== WHAT IS ASKED ==
Quote the records that follow in full, leaving the pictures out.

== STORED DATA ==

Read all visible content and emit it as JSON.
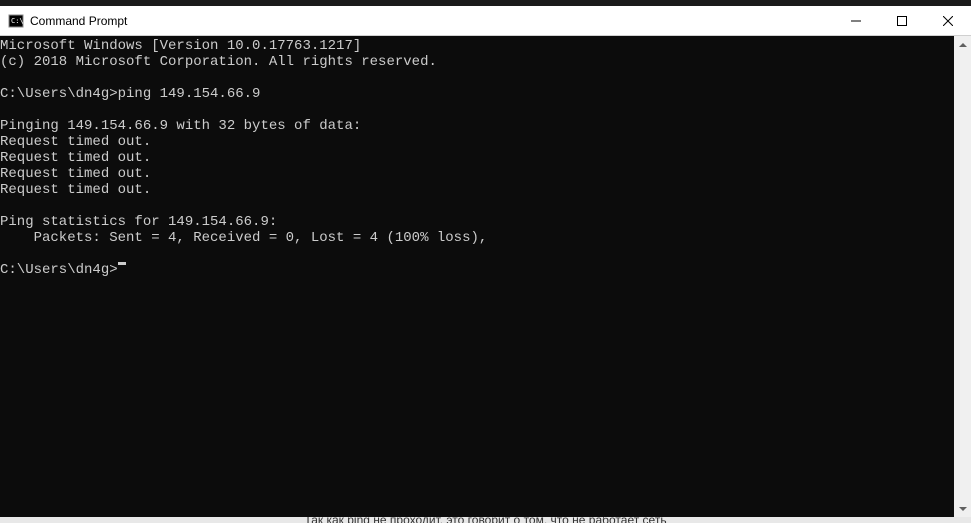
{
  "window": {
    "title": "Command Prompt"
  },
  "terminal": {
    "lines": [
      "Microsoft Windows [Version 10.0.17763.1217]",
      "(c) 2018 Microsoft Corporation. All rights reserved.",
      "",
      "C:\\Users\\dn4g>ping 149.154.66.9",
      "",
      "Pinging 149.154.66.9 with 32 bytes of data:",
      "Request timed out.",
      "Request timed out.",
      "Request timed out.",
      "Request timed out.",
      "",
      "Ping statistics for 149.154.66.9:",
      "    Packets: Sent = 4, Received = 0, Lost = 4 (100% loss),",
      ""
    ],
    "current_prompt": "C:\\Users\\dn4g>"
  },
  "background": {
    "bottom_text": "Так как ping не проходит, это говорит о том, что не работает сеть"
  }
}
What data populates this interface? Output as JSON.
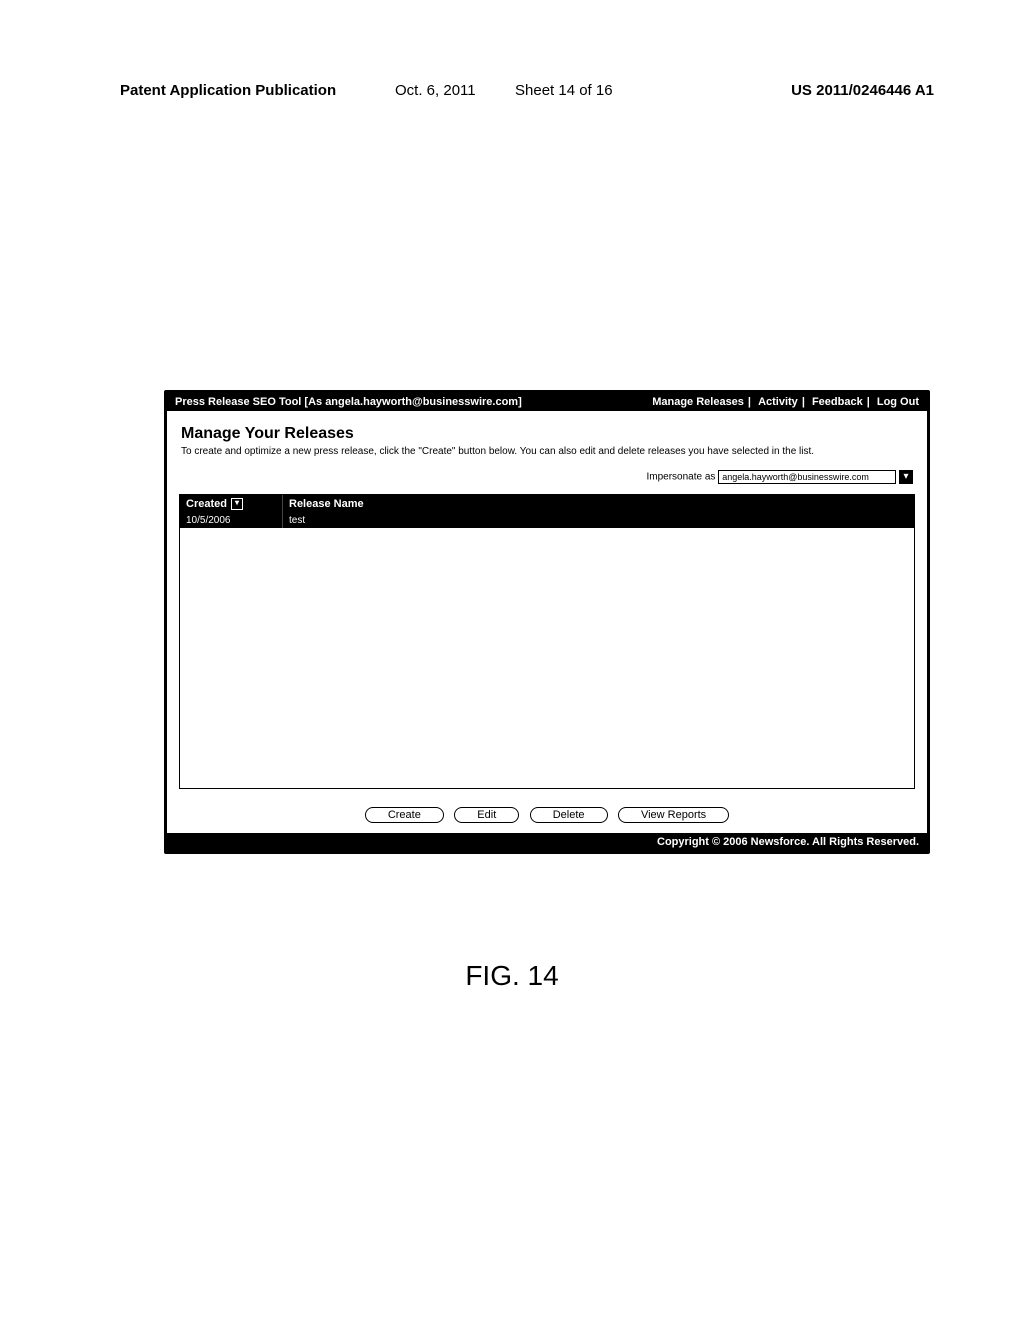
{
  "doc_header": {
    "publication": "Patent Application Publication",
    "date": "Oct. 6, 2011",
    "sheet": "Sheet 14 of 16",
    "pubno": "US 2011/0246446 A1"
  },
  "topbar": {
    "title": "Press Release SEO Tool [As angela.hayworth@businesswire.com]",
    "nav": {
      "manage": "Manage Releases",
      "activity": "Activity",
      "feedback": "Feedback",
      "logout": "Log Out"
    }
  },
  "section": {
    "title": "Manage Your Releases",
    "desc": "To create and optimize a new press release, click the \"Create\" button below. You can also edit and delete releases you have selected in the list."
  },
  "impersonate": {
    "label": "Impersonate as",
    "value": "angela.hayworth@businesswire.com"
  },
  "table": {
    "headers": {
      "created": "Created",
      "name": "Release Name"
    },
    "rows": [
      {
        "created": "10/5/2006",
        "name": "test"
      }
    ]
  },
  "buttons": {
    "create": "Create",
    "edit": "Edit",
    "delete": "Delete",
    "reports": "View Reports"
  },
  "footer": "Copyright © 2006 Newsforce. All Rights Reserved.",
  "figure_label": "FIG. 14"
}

== EXPECTED OUTPUT ==
Read all visible content and emit it as JSON.
{
  "window": {
    "title": "Command Prompt"
  },
  "terminal": {
    "lines": [
      "Microsoft Windows [Version 10.0.17763.1217]",
      "(c) 2018 Microsoft Corporation. All rights reserved.",
      "",
      "C:\\Users\\dn4g>ping 149.154.66.9",
      "",
      "Pinging 149.154.66.9 with 32 bytes of data:",
      "Request timed out.",
      "Request timed out.",
      "Request timed out.",
      "Request timed out.",
      "",
      "Ping statistics for 149.154.66.9:",
      "    Packets: Sent = 4, Received = 0, Lost = 4 (100% loss),",
      ""
    ],
    "current_prompt": "C:\\Users\\dn4g>"
  },
  "background": {
    "bottom_text": "Так как ping не проходит, это говорит о том, что не работает сеть"
  }
}
What data populates this interface? Output as JSON.
{
  "doc_header": {
    "publication": "Patent Application Publication",
    "date": "Oct. 6, 2011",
    "sheet": "Sheet 14 of 16",
    "pubno": "US 2011/0246446 A1"
  },
  "topbar": {
    "title": "Press Release SEO Tool [As angela.hayworth@businesswire.com]",
    "nav": {
      "manage": "Manage Releases",
      "activity": "Activity",
      "feedback": "Feedback",
      "logout": "Log Out"
    }
  },
  "section": {
    "title": "Manage Your Releases",
    "desc": "To create and optimize a new press release, click the \"Create\" button below. You can also edit and delete releases you have selected in the list."
  },
  "impersonate": {
    "label": "Impersonate as",
    "value": "angela.hayworth@businesswire.com"
  },
  "table": {
    "headers": {
      "created": "Created",
      "name": "Release Name"
    },
    "rows": [
      {
        "created": "10/5/2006",
        "name": "test"
      }
    ]
  },
  "buttons": {
    "create": "Create",
    "edit": "Edit",
    "delete": "Delete",
    "reports": "View Reports"
  },
  "footer": "Copyright © 2006 Newsforce. All Rights Reserved.",
  "figure_label": "FIG. 14"
}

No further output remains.